TASK DESCRIPTION
Return the full listing, character for character.

━━━

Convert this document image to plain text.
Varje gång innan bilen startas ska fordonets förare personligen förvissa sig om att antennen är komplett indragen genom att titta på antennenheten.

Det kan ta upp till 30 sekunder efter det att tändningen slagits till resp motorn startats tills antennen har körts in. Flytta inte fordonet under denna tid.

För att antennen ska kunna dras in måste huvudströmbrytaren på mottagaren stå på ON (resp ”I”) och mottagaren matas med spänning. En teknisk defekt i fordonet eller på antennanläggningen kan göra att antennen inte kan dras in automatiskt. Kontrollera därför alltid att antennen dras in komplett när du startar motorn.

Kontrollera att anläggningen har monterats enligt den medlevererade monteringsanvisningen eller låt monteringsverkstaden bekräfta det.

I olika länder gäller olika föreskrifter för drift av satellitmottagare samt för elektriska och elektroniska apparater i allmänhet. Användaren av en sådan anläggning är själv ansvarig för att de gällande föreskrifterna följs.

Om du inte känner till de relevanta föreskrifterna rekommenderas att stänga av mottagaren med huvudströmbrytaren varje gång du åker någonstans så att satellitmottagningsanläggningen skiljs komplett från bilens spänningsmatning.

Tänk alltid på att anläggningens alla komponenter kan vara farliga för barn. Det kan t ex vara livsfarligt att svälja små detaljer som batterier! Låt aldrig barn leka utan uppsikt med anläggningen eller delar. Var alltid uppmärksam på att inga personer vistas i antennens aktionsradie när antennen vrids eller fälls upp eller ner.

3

━━━

ANSWER TO THE PROBLEM
Convert this document image to plain text.
Varje gång innan bilen startas ska fordonets förare personligen förvissa sig om att antennen är komplett indragen genom att titta på antennenheten.

Det kan ta upp till 30 sekunder efter det att tändningen slagits till resp motorn startats tills antennen har körts in. Flytta inte fordonet under denna tid.

För att antennen ska kunna dras in måste huvudströmbrytaren på mottagaren stå på ON (resp ”I”) och mottagaren matas med spänning. En teknisk defekt i fordonet eller på antennanläggningen kan göra att antennen inte kan dras in automatiskt. Kontrollera därför alltid att antennen dras in komplett när du startar motorn.

Kontrollera att anläggningen har monterats enligt den medlevererade monteringsanvisningen eller låt monteringsverkstaden bekräfta det.

I olika länder gäller olika föreskrifter för drift av satellitmottagare samt för elektriska och elektroniska apparater i allmänhet. Användaren av en sådan anläggning är själv ansvarig för att de gällande föreskrifterna följs.

Om du inte känner till de relevanta föreskrifterna rekommenderas att stänga av mottagaren med huvudströmbrytaren varje gång du åker någonstans så att satellitmottagningsanläggningen skiljs komplett från bilens spänningsmatning.

Tänk alltid på att anläggningens alla komponenter kan vara farliga för barn. Det kan t ex vara livsfarligt att svälja små detaljer som batterier! Låt aldrig barn leka utan uppsikt med anläggningen eller delar. Var alltid uppmärksam på att inga personer vistas i antennens aktionsradie när antennen vrids eller fälls upp eller ner.

3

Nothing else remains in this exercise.